**Your objective**:
Repeat the listing exactly as given, omitting every image.

[BEGIN Dataset entries]

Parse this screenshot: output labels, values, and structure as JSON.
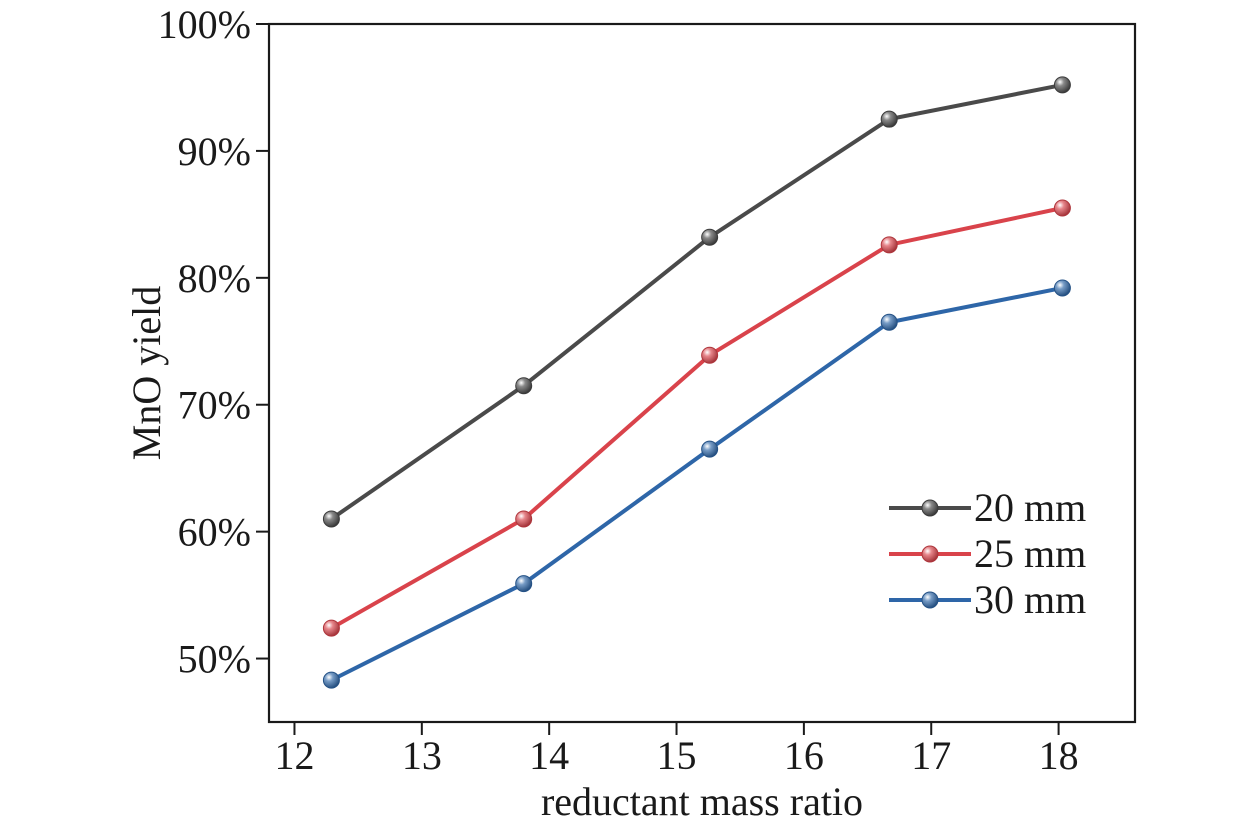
{
  "chart_data": {
    "type": "line",
    "title": "",
    "xlabel": "reductant mass ratio",
    "ylabel": "MnO yield",
    "xlim": [
      11.8,
      18.6
    ],
    "ylim": [
      45,
      100
    ],
    "xticks": [
      12,
      13,
      14,
      15,
      16,
      17,
      18
    ],
    "xtick_labels": [
      "12",
      "13",
      "14",
      "15",
      "16",
      "17",
      "18"
    ],
    "yticks": [
      50,
      60,
      70,
      80,
      90,
      100
    ],
    "ytick_labels": [
      "50%",
      "60%",
      "70%",
      "80%",
      "90%",
      "100%"
    ],
    "grid": false,
    "legend": "lower-right",
    "x": [
      12.29,
      13.8,
      15.26,
      16.67,
      18.03
    ],
    "series": [
      {
        "name": "20 mm",
        "color": "#4a4a4a",
        "values": [
          61.0,
          71.5,
          83.2,
          92.5,
          95.2
        ]
      },
      {
        "name": "25 mm",
        "color": "#d9434b",
        "values": [
          52.4,
          61.0,
          73.9,
          82.6,
          85.5
        ]
      },
      {
        "name": "30 mm",
        "color": "#2e66a8",
        "values": [
          48.3,
          55.9,
          66.5,
          76.5,
          79.2
        ]
      }
    ]
  }
}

[END Dataset entries]

**Response**:
Parse this screenshot: output labels, values, and structure as JSON.
{
  "chart_data": {
    "type": "line",
    "title": "",
    "xlabel": "reductant mass ratio",
    "ylabel": "MnO yield",
    "xlim": [
      11.8,
      18.6
    ],
    "ylim": [
      45,
      100
    ],
    "xticks": [
      12,
      13,
      14,
      15,
      16,
      17,
      18
    ],
    "xtick_labels": [
      "12",
      "13",
      "14",
      "15",
      "16",
      "17",
      "18"
    ],
    "yticks": [
      50,
      60,
      70,
      80,
      90,
      100
    ],
    "ytick_labels": [
      "50%",
      "60%",
      "70%",
      "80%",
      "90%",
      "100%"
    ],
    "grid": false,
    "legend": "lower-right",
    "x": [
      12.29,
      13.8,
      15.26,
      16.67,
      18.03
    ],
    "series": [
      {
        "name": "20 mm",
        "color": "#4a4a4a",
        "values": [
          61.0,
          71.5,
          83.2,
          92.5,
          95.2
        ]
      },
      {
        "name": "25 mm",
        "color": "#d9434b",
        "values": [
          52.4,
          61.0,
          73.9,
          82.6,
          85.5
        ]
      },
      {
        "name": "30 mm",
        "color": "#2e66a8",
        "values": [
          48.3,
          55.9,
          66.5,
          76.5,
          79.2
        ]
      }
    ]
  }
}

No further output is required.